◆ Data extracted from a collection ◆
◆ ◆ ◆
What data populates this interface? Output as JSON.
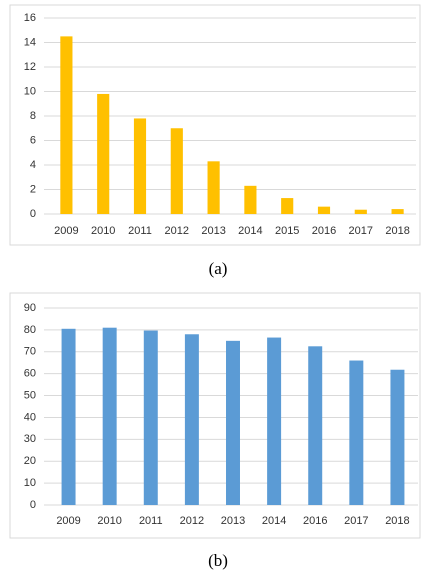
{
  "chart_data": [
    {
      "type": "bar",
      "caption": "(a)",
      "categories": [
        "2009",
        "2010",
        "2011",
        "2012",
        "2013",
        "2014",
        "2015",
        "2016",
        "2017",
        "2018"
      ],
      "values": [
        14.5,
        9.8,
        7.8,
        7.0,
        4.3,
        2.3,
        1.3,
        0.6,
        0.35,
        0.4
      ],
      "color": "#ffc000",
      "ylim": [
        0,
        16
      ],
      "yticks": [
        0,
        2,
        4,
        6,
        8,
        10,
        12,
        14,
        16
      ],
      "grid": true
    },
    {
      "type": "bar",
      "caption": "(b)",
      "categories": [
        "2009",
        "2010",
        "2011",
        "2012",
        "2013",
        "2014",
        "2016",
        "2017",
        "2018"
      ],
      "values": [
        80.5,
        81,
        79.7,
        78,
        75,
        76.5,
        72.5,
        66,
        61.8
      ],
      "color": "#5b9bd5",
      "ylim": [
        0,
        90
      ],
      "yticks": [
        0,
        10,
        20,
        30,
        40,
        50,
        60,
        70,
        80,
        90
      ],
      "grid": true
    }
  ]
}
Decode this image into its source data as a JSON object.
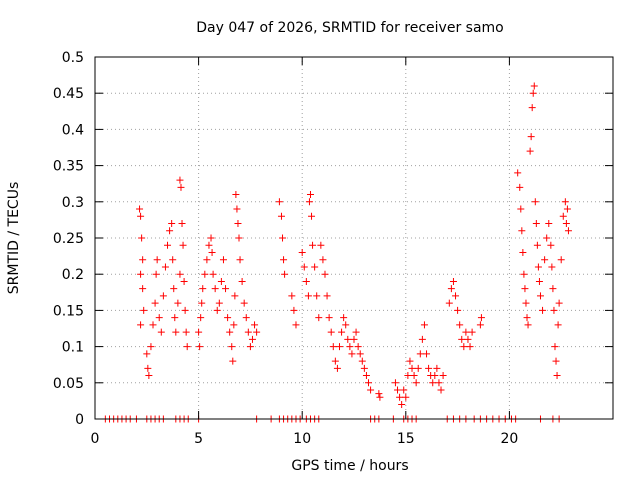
{
  "chart_data": {
    "type": "scatter",
    "title": "Day 047 of 2026, SRMTID for receiver samo",
    "xlabel": "GPS time / hours",
    "ylabel": "SRMTID / TECUs",
    "xlim": [
      0,
      25
    ],
    "ylim": [
      0,
      0.5
    ],
    "xticks": [
      0,
      5,
      10,
      15,
      20
    ],
    "xtick_labels": [
      "0",
      "5",
      "10",
      "15",
      "20"
    ],
    "yticks": [
      0,
      0.05,
      0.1,
      0.15,
      0.2,
      0.25,
      0.3,
      0.35,
      0.4,
      0.45,
      0.5
    ],
    "ytick_labels": [
      "0",
      "0.05",
      "0.1",
      "0.15",
      "0.2",
      "0.25",
      "0.3",
      "0.35",
      "0.4",
      "0.45",
      "0.5"
    ],
    "grid": true,
    "marker": "plus",
    "color": "#ff0000",
    "series": [
      {
        "name": "SRMTID",
        "points": [
          [
            0.5,
            0
          ],
          [
            0.7,
            0
          ],
          [
            0.9,
            0
          ],
          [
            1.1,
            0
          ],
          [
            1.3,
            0
          ],
          [
            1.5,
            0
          ],
          [
            1.7,
            0
          ],
          [
            2.0,
            0
          ],
          [
            2.5,
            0
          ],
          [
            2.7,
            0
          ],
          [
            2.9,
            0
          ],
          [
            3.1,
            0
          ],
          [
            3.3,
            0
          ],
          [
            3.9,
            0
          ],
          [
            4.1,
            0
          ],
          [
            4.3,
            0
          ],
          [
            4.5,
            0
          ],
          [
            5.0,
            0
          ],
          [
            7.8,
            0
          ],
          [
            8.5,
            0
          ],
          [
            8.9,
            0
          ],
          [
            9.1,
            0
          ],
          [
            9.3,
            0
          ],
          [
            9.5,
            0
          ],
          [
            9.7,
            0
          ],
          [
            9.9,
            0
          ],
          [
            10.2,
            0
          ],
          [
            10.4,
            0
          ],
          [
            10.6,
            0
          ],
          [
            10.8,
            0
          ],
          [
            13.3,
            0
          ],
          [
            13.5,
            0
          ],
          [
            13.7,
            0
          ],
          [
            14.4,
            0
          ],
          [
            14.9,
            0
          ],
          [
            15.1,
            0
          ],
          [
            15.3,
            0
          ],
          [
            15.5,
            0
          ],
          [
            17.0,
            0
          ],
          [
            17.3,
            0
          ],
          [
            17.6,
            0
          ],
          [
            17.9,
            0
          ],
          [
            18.3,
            0
          ],
          [
            18.6,
            0
          ],
          [
            18.9,
            0
          ],
          [
            19.2,
            0
          ],
          [
            19.5,
            0
          ],
          [
            19.8,
            0
          ],
          [
            20.1,
            0
          ],
          [
            20.3,
            0
          ],
          [
            21.5,
            0
          ],
          [
            22.1,
            0
          ],
          [
            22.4,
            0
          ],
          [
            2.15,
            0.29
          ],
          [
            2.2,
            0.28
          ],
          [
            2.25,
            0.25
          ],
          [
            2.3,
            0.22
          ],
          [
            2.2,
            0.2
          ],
          [
            2.3,
            0.18
          ],
          [
            2.35,
            0.15
          ],
          [
            2.2,
            0.13
          ],
          [
            2.5,
            0.09
          ],
          [
            2.55,
            0.07
          ],
          [
            2.6,
            0.06
          ],
          [
            2.7,
            0.1
          ],
          [
            2.8,
            0.13
          ],
          [
            2.9,
            0.16
          ],
          [
            2.95,
            0.2
          ],
          [
            3.0,
            0.22
          ],
          [
            3.1,
            0.14
          ],
          [
            3.2,
            0.12
          ],
          [
            3.3,
            0.17
          ],
          [
            3.4,
            0.21
          ],
          [
            3.5,
            0.24
          ],
          [
            3.6,
            0.26
          ],
          [
            3.7,
            0.27
          ],
          [
            3.75,
            0.22
          ],
          [
            3.8,
            0.18
          ],
          [
            3.85,
            0.14
          ],
          [
            3.9,
            0.12
          ],
          [
            4.0,
            0.16
          ],
          [
            4.1,
            0.2
          ],
          [
            4.1,
            0.33
          ],
          [
            4.15,
            0.32
          ],
          [
            4.2,
            0.27
          ],
          [
            4.25,
            0.24
          ],
          [
            4.3,
            0.19
          ],
          [
            4.35,
            0.15
          ],
          [
            4.4,
            0.12
          ],
          [
            4.45,
            0.1
          ],
          [
            5.0,
            0.12
          ],
          [
            5.05,
            0.1
          ],
          [
            5.1,
            0.14
          ],
          [
            5.15,
            0.16
          ],
          [
            5.2,
            0.18
          ],
          [
            5.3,
            0.2
          ],
          [
            5.4,
            0.22
          ],
          [
            5.5,
            0.24
          ],
          [
            5.6,
            0.25
          ],
          [
            5.65,
            0.23
          ],
          [
            5.7,
            0.2
          ],
          [
            5.8,
            0.18
          ],
          [
            5.9,
            0.15
          ],
          [
            6.0,
            0.16
          ],
          [
            6.1,
            0.19
          ],
          [
            6.2,
            0.22
          ],
          [
            6.3,
            0.18
          ],
          [
            6.4,
            0.14
          ],
          [
            6.5,
            0.12
          ],
          [
            6.6,
            0.1
          ],
          [
            6.65,
            0.08
          ],
          [
            6.7,
            0.13
          ],
          [
            6.75,
            0.17
          ],
          [
            6.8,
            0.31
          ],
          [
            6.85,
            0.29
          ],
          [
            6.9,
            0.27
          ],
          [
            6.95,
            0.25
          ],
          [
            7.0,
            0.22
          ],
          [
            7.1,
            0.19
          ],
          [
            7.2,
            0.16
          ],
          [
            7.3,
            0.14
          ],
          [
            7.4,
            0.12
          ],
          [
            7.5,
            0.1
          ],
          [
            7.6,
            0.11
          ],
          [
            7.7,
            0.13
          ],
          [
            7.8,
            0.12
          ],
          [
            8.9,
            0.3
          ],
          [
            9.0,
            0.28
          ],
          [
            9.05,
            0.25
          ],
          [
            9.1,
            0.22
          ],
          [
            9.15,
            0.2
          ],
          [
            9.5,
            0.17
          ],
          [
            9.6,
            0.15
          ],
          [
            9.7,
            0.13
          ],
          [
            10.0,
            0.23
          ],
          [
            10.1,
            0.21
          ],
          [
            10.2,
            0.19
          ],
          [
            10.3,
            0.17
          ],
          [
            10.35,
            0.3
          ],
          [
            10.4,
            0.31
          ],
          [
            10.45,
            0.28
          ],
          [
            10.5,
            0.24
          ],
          [
            10.6,
            0.21
          ],
          [
            10.7,
            0.17
          ],
          [
            10.8,
            0.14
          ],
          [
            10.9,
            0.24
          ],
          [
            11.0,
            0.22
          ],
          [
            11.1,
            0.2
          ],
          [
            11.2,
            0.17
          ],
          [
            11.3,
            0.14
          ],
          [
            11.4,
            0.12
          ],
          [
            11.5,
            0.1
          ],
          [
            11.6,
            0.08
          ],
          [
            11.7,
            0.07
          ],
          [
            11.8,
            0.1
          ],
          [
            11.9,
            0.12
          ],
          [
            12.0,
            0.14
          ],
          [
            12.1,
            0.13
          ],
          [
            12.2,
            0.11
          ],
          [
            12.3,
            0.1
          ],
          [
            12.4,
            0.09
          ],
          [
            12.5,
            0.11
          ],
          [
            12.6,
            0.12
          ],
          [
            12.7,
            0.1
          ],
          [
            12.8,
            0.09
          ],
          [
            12.9,
            0.08
          ],
          [
            13.0,
            0.07
          ],
          [
            13.1,
            0.06
          ],
          [
            13.2,
            0.05
          ],
          [
            13.3,
            0.04
          ],
          [
            13.7,
            0.035
          ],
          [
            13.75,
            0.03
          ],
          [
            14.5,
            0.05
          ],
          [
            14.6,
            0.04
          ],
          [
            14.7,
            0.03
          ],
          [
            14.8,
            0.02
          ],
          [
            14.9,
            0.04
          ],
          [
            15.0,
            0.03
          ],
          [
            15.1,
            0.06
          ],
          [
            15.2,
            0.08
          ],
          [
            15.3,
            0.07
          ],
          [
            15.4,
            0.06
          ],
          [
            15.5,
            0.05
          ],
          [
            15.6,
            0.07
          ],
          [
            15.7,
            0.09
          ],
          [
            15.8,
            0.11
          ],
          [
            15.9,
            0.13
          ],
          [
            16.0,
            0.09
          ],
          [
            16.1,
            0.07
          ],
          [
            16.2,
            0.06
          ],
          [
            16.3,
            0.05
          ],
          [
            16.4,
            0.06
          ],
          [
            16.5,
            0.07
          ],
          [
            16.6,
            0.05
          ],
          [
            16.7,
            0.04
          ],
          [
            16.8,
            0.06
          ],
          [
            17.1,
            0.16
          ],
          [
            17.2,
            0.18
          ],
          [
            17.3,
            0.19
          ],
          [
            17.4,
            0.17
          ],
          [
            17.5,
            0.15
          ],
          [
            17.6,
            0.13
          ],
          [
            17.7,
            0.11
          ],
          [
            17.8,
            0.1
          ],
          [
            17.9,
            0.12
          ],
          [
            18.0,
            0.11
          ],
          [
            18.1,
            0.1
          ],
          [
            18.2,
            0.12
          ],
          [
            18.6,
            0.13
          ],
          [
            18.65,
            0.14
          ],
          [
            20.4,
            0.34
          ],
          [
            20.5,
            0.32
          ],
          [
            20.55,
            0.29
          ],
          [
            20.6,
            0.26
          ],
          [
            20.65,
            0.23
          ],
          [
            20.7,
            0.2
          ],
          [
            20.75,
            0.18
          ],
          [
            20.8,
            0.16
          ],
          [
            20.85,
            0.14
          ],
          [
            20.9,
            0.13
          ],
          [
            21.0,
            0.37
          ],
          [
            21.05,
            0.39
          ],
          [
            21.1,
            0.43
          ],
          [
            21.15,
            0.45
          ],
          [
            21.2,
            0.46
          ],
          [
            21.25,
            0.3
          ],
          [
            21.3,
            0.27
          ],
          [
            21.35,
            0.24
          ],
          [
            21.4,
            0.21
          ],
          [
            21.45,
            0.19
          ],
          [
            21.5,
            0.17
          ],
          [
            21.6,
            0.15
          ],
          [
            21.7,
            0.22
          ],
          [
            21.8,
            0.25
          ],
          [
            21.9,
            0.27
          ],
          [
            22.0,
            0.24
          ],
          [
            22.05,
            0.21
          ],
          [
            22.1,
            0.18
          ],
          [
            22.15,
            0.15
          ],
          [
            22.2,
            0.1
          ],
          [
            22.25,
            0.08
          ],
          [
            22.3,
            0.06
          ],
          [
            22.35,
            0.13
          ],
          [
            22.4,
            0.16
          ],
          [
            22.5,
            0.22
          ],
          [
            22.6,
            0.28
          ],
          [
            22.7,
            0.3
          ],
          [
            22.75,
            0.27
          ],
          [
            22.8,
            0.29
          ],
          [
            22.85,
            0.26
          ]
        ]
      }
    ]
  }
}
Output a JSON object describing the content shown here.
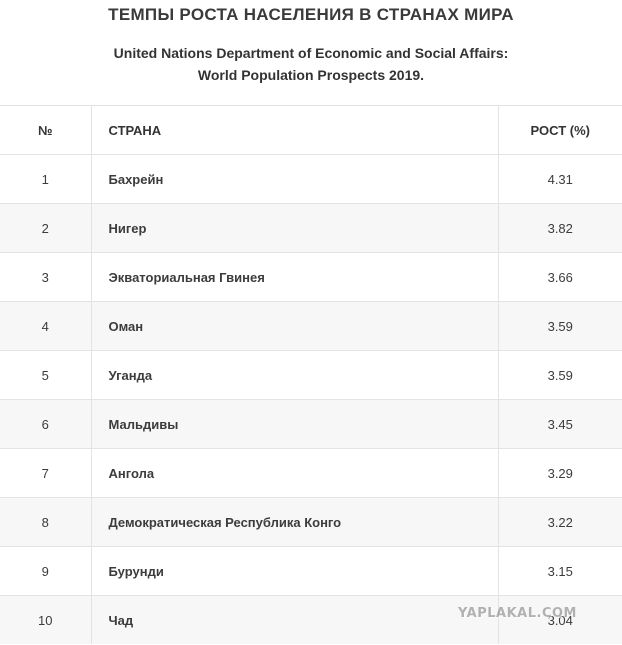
◆ ◆ ◆
◆ Problem details ◆
Identify each line in the entries with the word "object" and copy it.

◆ Answer to the exercise ◆
Decode this image into its source data as a JSON object.
Output a JSON object describing the content shown here.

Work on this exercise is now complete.